Figure collection entries:

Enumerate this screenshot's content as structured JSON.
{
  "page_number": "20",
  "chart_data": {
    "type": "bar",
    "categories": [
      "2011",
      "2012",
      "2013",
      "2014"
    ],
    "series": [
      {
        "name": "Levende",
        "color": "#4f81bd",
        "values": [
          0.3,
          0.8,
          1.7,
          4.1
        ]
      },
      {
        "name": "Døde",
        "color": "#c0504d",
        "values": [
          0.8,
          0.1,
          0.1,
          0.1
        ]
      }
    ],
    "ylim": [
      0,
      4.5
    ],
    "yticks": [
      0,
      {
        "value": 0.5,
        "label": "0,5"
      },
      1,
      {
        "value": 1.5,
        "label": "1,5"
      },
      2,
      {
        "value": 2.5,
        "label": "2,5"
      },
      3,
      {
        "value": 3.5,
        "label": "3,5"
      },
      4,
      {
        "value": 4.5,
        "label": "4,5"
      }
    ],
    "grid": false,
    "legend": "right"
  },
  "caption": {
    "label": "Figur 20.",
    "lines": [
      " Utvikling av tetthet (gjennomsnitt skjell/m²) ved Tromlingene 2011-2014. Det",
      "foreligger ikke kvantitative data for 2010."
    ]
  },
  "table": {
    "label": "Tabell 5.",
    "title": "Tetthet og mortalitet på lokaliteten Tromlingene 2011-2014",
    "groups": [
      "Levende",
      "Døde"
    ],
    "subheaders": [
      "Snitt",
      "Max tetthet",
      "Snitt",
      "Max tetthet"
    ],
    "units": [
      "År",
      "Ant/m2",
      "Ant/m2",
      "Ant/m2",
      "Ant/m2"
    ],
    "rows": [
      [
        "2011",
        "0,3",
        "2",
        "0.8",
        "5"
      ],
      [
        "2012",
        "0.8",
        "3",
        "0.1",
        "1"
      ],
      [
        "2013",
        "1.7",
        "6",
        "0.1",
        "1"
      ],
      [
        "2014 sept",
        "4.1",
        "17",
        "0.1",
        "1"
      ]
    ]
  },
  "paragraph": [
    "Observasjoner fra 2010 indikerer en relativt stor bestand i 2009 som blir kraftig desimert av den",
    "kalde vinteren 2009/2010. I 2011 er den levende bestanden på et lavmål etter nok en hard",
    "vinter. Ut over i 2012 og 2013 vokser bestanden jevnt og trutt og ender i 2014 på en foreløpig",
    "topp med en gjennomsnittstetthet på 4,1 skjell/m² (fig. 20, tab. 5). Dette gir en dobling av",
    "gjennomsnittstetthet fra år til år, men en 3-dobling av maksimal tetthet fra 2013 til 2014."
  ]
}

Directive:
Pull out each line of the entries that contains "dobling".

Output for this exercise:
    "topp med en gjennomsnittstetthet på 4,1 skjell/m² (fig. 20, tab. 5). Dette gir en dobling av",
    "gjennomsnittstetthet fra år til år, men en 3-dobling av maksimal tetthet fra 2013 til 2014."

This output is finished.